WHAT YOU HAVE TO DO ▸ Print the listing in its entirety and exactly, leaving out images.

INFORMATION SHOWN ▸
## start
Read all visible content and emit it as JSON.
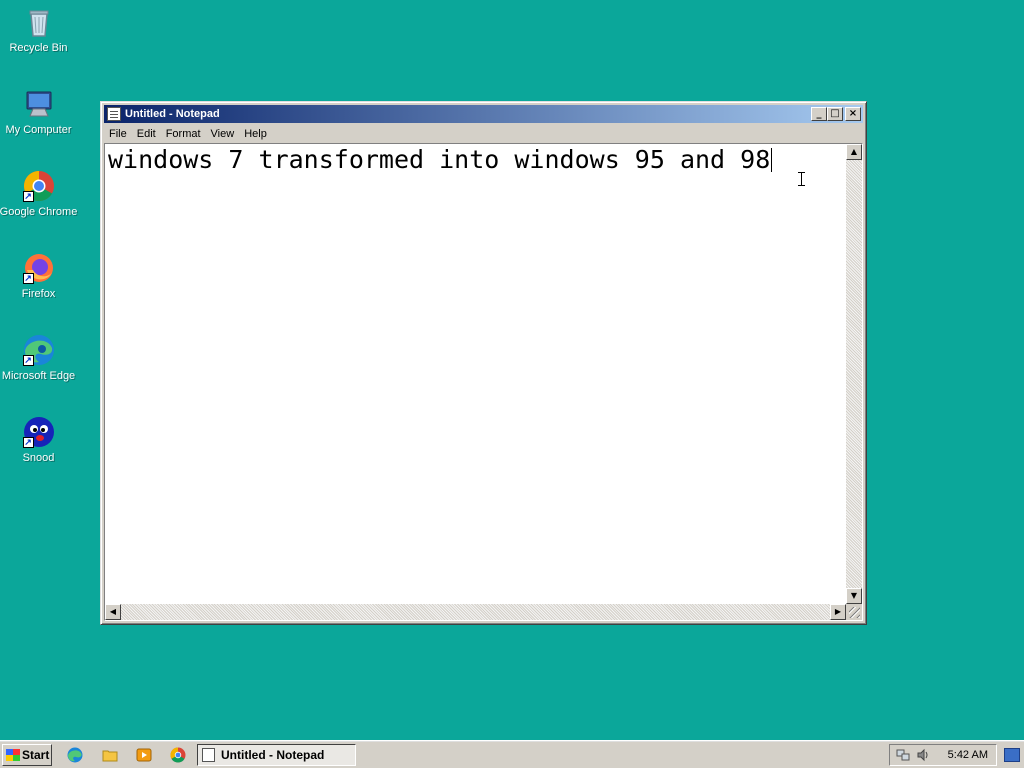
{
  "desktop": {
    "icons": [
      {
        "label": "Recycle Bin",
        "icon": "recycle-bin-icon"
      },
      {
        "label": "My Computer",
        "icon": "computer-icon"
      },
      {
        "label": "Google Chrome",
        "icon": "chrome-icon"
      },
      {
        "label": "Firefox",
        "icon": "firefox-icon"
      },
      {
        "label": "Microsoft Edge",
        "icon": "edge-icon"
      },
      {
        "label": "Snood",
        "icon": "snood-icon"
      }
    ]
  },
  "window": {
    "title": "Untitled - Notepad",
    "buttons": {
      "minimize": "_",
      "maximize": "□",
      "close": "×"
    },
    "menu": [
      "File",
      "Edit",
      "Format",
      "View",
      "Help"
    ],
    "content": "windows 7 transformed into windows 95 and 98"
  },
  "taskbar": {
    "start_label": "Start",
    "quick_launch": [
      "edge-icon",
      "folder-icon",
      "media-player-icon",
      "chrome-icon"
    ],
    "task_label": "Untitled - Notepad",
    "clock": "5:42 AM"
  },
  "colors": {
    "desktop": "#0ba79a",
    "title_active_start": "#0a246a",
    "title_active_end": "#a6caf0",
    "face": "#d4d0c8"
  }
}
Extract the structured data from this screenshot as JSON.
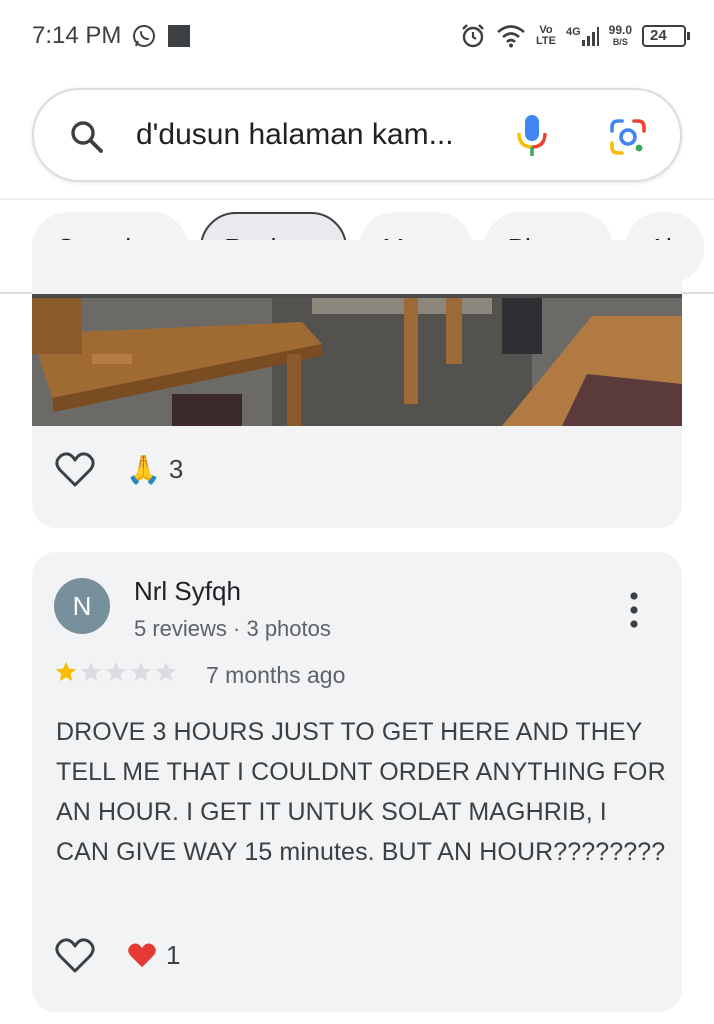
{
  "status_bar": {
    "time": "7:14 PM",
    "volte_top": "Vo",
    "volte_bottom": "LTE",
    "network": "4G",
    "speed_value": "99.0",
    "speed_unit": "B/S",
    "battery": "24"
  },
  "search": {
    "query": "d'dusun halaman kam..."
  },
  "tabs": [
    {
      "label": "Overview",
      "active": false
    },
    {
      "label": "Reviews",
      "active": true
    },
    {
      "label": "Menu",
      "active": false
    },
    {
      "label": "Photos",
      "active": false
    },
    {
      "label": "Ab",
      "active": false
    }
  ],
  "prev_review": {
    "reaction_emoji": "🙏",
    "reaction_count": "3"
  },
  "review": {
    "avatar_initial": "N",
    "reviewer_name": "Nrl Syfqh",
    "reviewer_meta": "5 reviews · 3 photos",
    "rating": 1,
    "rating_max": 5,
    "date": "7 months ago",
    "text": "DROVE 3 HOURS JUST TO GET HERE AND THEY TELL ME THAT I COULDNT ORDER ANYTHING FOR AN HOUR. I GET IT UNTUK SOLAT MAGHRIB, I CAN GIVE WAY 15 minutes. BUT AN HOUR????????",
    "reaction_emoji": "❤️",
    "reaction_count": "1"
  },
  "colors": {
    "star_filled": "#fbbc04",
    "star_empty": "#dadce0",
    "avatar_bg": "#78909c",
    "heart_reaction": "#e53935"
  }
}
## end
RESPONSE TO THE EXERCISE ▸
Read all visible content and emit it as JSON.
{
  "desktop": {
    "icons": [
      {
        "label": "Recycle Bin",
        "icon": "recycle-bin-icon"
      },
      {
        "label": "My Computer",
        "icon": "computer-icon"
      },
      {
        "label": "Google Chrome",
        "icon": "chrome-icon"
      },
      {
        "label": "Firefox",
        "icon": "firefox-icon"
      },
      {
        "label": "Microsoft Edge",
        "icon": "edge-icon"
      },
      {
        "label": "Snood",
        "icon": "snood-icon"
      }
    ]
  },
  "window": {
    "title": "Untitled - Notepad",
    "buttons": {
      "minimize": "_",
      "maximize": "□",
      "close": "×"
    },
    "menu": [
      "File",
      "Edit",
      "Format",
      "View",
      "Help"
    ],
    "content": "windows 7 transformed into windows 95 and 98"
  },
  "taskbar": {
    "start_label": "Start",
    "quick_launch": [
      "edge-icon",
      "folder-icon",
      "media-player-icon",
      "chrome-icon"
    ],
    "task_label": "Untitled - Notepad",
    "clock": "5:42 AM"
  },
  "colors": {
    "desktop": "#0ba79a",
    "title_active_start": "#0a246a",
    "title_active_end": "#a6caf0",
    "face": "#d4d0c8"
  }
}
Extract the structured data from this screenshot as JSON.
{
  "status_bar": {
    "time": "7:14 PM",
    "volte_top": "Vo",
    "volte_bottom": "LTE",
    "network": "4G",
    "speed_value": "99.0",
    "speed_unit": "B/S",
    "battery": "24"
  },
  "search": {
    "query": "d'dusun halaman kam..."
  },
  "tabs": [
    {
      "label": "Overview",
      "active": false
    },
    {
      "label": "Reviews",
      "active": true
    },
    {
      "label": "Menu",
      "active": false
    },
    {
      "label": "Photos",
      "active": false
    },
    {
      "label": "Ab",
      "active": false
    }
  ],
  "prev_review": {
    "reaction_emoji": "🙏",
    "reaction_count": "3"
  },
  "review": {
    "avatar_initial": "N",
    "reviewer_name": "Nrl Syfqh",
    "reviewer_meta": "5 reviews · 3 photos",
    "rating": 1,
    "rating_max": 5,
    "date": "7 months ago",
    "text": "DROVE 3 HOURS JUST TO GET HERE AND THEY TELL ME THAT I COULDNT ORDER ANYTHING FOR AN HOUR. I GET IT UNTUK SOLAT MAGHRIB, I CAN GIVE WAY 15 minutes. BUT AN HOUR????????",
    "reaction_emoji": "❤️",
    "reaction_count": "1"
  },
  "colors": {
    "star_filled": "#fbbc04",
    "star_empty": "#dadce0",
    "avatar_bg": "#78909c",
    "heart_reaction": "#e53935"
  }
}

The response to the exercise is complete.